[Collected data]

════════════════════

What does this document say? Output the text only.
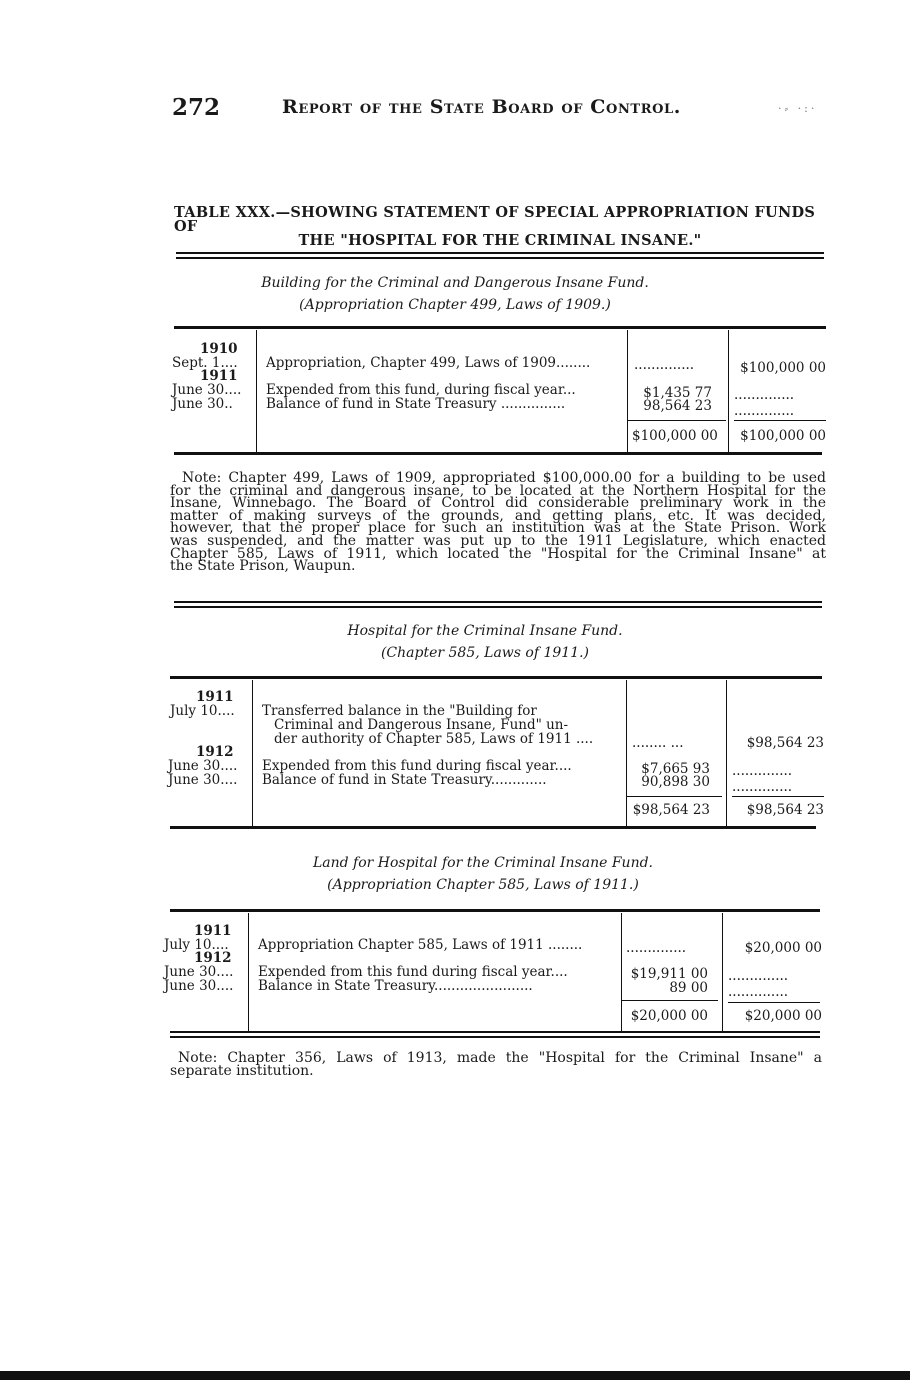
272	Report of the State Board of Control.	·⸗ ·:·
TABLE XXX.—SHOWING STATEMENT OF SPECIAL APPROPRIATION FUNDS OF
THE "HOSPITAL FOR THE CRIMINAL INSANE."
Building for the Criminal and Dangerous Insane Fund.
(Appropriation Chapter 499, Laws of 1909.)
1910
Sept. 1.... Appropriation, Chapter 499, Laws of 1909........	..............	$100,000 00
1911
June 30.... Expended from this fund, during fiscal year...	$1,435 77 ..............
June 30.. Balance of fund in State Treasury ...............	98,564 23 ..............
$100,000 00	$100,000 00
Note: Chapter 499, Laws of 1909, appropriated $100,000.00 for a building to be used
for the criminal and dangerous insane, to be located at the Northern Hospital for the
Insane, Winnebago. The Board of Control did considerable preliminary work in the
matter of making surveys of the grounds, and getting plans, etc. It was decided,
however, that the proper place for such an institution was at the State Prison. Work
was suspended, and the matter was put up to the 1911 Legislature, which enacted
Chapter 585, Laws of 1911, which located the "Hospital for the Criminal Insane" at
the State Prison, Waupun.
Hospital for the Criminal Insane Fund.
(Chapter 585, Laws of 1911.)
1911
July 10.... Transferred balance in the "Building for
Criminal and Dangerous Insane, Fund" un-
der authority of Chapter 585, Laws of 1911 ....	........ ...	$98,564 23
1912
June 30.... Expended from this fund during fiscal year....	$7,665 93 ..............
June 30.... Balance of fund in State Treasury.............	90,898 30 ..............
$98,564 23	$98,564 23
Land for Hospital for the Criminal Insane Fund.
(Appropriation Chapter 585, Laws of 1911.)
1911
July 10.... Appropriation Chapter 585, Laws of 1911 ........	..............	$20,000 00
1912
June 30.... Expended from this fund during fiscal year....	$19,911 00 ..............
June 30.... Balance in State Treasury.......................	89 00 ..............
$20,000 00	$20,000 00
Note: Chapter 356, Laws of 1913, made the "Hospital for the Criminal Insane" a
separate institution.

════════════════════

Exercise task:
Every entry above needs to be retyped exactly; drop the pictures.

Solution:
What does this document say? Output the text only.
272	Report of the State Board of Control.	·⸗ ·:·
TABLE XXX.—SHOWING STATEMENT OF SPECIAL APPROPRIATION FUNDS OF
THE "HOSPITAL FOR THE CRIMINAL INSANE."
Building for the Criminal and Dangerous Insane Fund.
(Appropriation Chapter 499, Laws of 1909.)
1910
Sept. 1.... Appropriation, Chapter 499, Laws of 1909........	..............	$100,000 00
1911
June 30.... Expended from this fund, during fiscal year...	$1,435 77 ..............
June 30.. Balance of fund in State Treasury ...............	98,564 23 ..............
$100,000 00	$100,000 00
Note: Chapter 499, Laws of 1909, appropriated $100,000.00 for a building to be used
for the criminal and dangerous insane, to be located at the Northern Hospital for the
Insane, Winnebago. The Board of Control did considerable preliminary work in the
matter of making surveys of the grounds, and getting plans, etc. It was decided,
however, that the proper place for such an institution was at the State Prison. Work
was suspended, and the matter was put up to the 1911 Legislature, which enacted
Chapter 585, Laws of 1911, which located the "Hospital for the Criminal Insane" at
the State Prison, Waupun.
Hospital for the Criminal Insane Fund.
(Chapter 585, Laws of 1911.)
1911
July 10.... Transferred balance in the "Building for
Criminal and Dangerous Insane, Fund" un-
der authority of Chapter 585, Laws of 1911 ....	........ ...	$98,564 23
1912
June 30.... Expended from this fund during fiscal year....	$7,665 93 ..............
June 30.... Balance of fund in State Treasury.............	90,898 30 ..............
$98,564 23	$98,564 23
Land for Hospital for the Criminal Insane Fund.
(Appropriation Chapter 585, Laws of 1911.)
1911
July 10.... Appropriation Chapter 585, Laws of 1911 ........	..............	$20,000 00
1912
June 30.... Expended from this fund during fiscal year....	$19,911 00 ..............
June 30.... Balance in State Treasury.......................	89 00 ..............
$20,000 00	$20,000 00
Note: Chapter 356, Laws of 1913, made the "Hospital for the Criminal Insane" a
separate institution.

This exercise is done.